Required task → The records are to be restated in their entirety, word for word.
------ Material for this task
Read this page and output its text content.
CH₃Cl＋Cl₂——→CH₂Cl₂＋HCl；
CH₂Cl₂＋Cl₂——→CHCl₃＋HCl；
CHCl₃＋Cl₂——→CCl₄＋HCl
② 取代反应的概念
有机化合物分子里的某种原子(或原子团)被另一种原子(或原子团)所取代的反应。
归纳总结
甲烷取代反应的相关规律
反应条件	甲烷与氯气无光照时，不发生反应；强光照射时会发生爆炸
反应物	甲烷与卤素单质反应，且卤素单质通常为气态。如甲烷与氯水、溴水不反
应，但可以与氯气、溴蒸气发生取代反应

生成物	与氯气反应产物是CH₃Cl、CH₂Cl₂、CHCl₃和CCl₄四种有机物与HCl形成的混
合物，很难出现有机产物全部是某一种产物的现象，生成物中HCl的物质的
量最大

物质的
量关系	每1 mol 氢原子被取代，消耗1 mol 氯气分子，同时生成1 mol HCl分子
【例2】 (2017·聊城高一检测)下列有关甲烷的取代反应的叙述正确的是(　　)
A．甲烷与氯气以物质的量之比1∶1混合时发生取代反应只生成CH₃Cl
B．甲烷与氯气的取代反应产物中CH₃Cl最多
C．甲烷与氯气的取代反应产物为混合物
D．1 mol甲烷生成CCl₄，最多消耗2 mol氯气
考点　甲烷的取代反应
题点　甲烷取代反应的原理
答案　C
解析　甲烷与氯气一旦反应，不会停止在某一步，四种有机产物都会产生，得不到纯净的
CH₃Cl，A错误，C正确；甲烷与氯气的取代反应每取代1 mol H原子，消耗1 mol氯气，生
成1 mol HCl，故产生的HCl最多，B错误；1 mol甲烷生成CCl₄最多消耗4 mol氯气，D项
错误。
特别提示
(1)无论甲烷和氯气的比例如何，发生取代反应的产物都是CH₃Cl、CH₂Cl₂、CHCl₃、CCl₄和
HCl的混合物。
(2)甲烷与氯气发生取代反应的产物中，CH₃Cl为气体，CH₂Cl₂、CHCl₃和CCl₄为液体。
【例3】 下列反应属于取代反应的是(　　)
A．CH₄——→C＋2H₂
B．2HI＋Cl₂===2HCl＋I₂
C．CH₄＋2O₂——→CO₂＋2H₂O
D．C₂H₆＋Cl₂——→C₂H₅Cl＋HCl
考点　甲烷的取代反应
------------
Task answer →
Read this page and output its text content.
CH₃Cl＋Cl₂——→CH₂Cl₂＋HCl；
CH₂Cl₂＋Cl₂——→CHCl₃＋HCl；
CHCl₃＋Cl₂——→CCl₄＋HCl
② 取代反应的概念
有机化合物分子里的某种原子(或原子团)被另一种原子(或原子团)所取代的反应。
归纳总结
甲烷取代反应的相关规律
反应条件	甲烷与氯气无光照时，不发生反应；强光照射时会发生爆炸
反应物	甲烷与卤素单质反应，且卤素单质通常为气态。如甲烷与氯水、溴水不反
应，但可以与氯气、溴蒸气发生取代反应

生成物	与氯气反应产物是CH₃Cl、CH₂Cl₂、CHCl₃和CCl₄四种有机物与HCl形成的混
合物，很难出现有机产物全部是某一种产物的现象，生成物中HCl的物质的
量最大

物质的
量关系	每1 mol 氢原子被取代，消耗1 mol 氯气分子，同时生成1 mol HCl分子
【例2】 (2017·聊城高一检测)下列有关甲烷的取代反应的叙述正确的是(　　)
A．甲烷与氯气以物质的量之比1∶1混合时发生取代反应只生成CH₃Cl
B．甲烷与氯气的取代反应产物中CH₃Cl最多
C．甲烷与氯气的取代反应产物为混合物
D．1 mol甲烷生成CCl₄，最多消耗2 mol氯气
考点　甲烷的取代反应
题点　甲烷取代反应的原理
答案　C
解析　甲烷与氯气一旦反应，不会停止在某一步，四种有机产物都会产生，得不到纯净的
CH₃Cl，A错误，C正确；甲烷与氯气的取代反应每取代1 mol H原子，消耗1 mol氯气，生
成1 mol HCl，故产生的HCl最多，B错误；1 mol甲烷生成CCl₄最多消耗4 mol氯气，D项
错误。
特别提示
(1)无论甲烷和氯气的比例如何，发生取代反应的产物都是CH₃Cl、CH₂Cl₂、CHCl₃、CCl₄和
HCl的混合物。
(2)甲烷与氯气发生取代反应的产物中，CH₃Cl为气体，CH₂Cl₂、CHCl₃和CCl₄为液体。
【例3】 下列反应属于取代反应的是(　　)
A．CH₄——→C＋2H₂
B．2HI＋Cl₂===2HCl＋I₂
C．CH₄＋2O₂——→CO₂＋2H₂O
D．C₂H₆＋Cl₂——→C₂H₅Cl＋HCl
考点　甲烷的取代反应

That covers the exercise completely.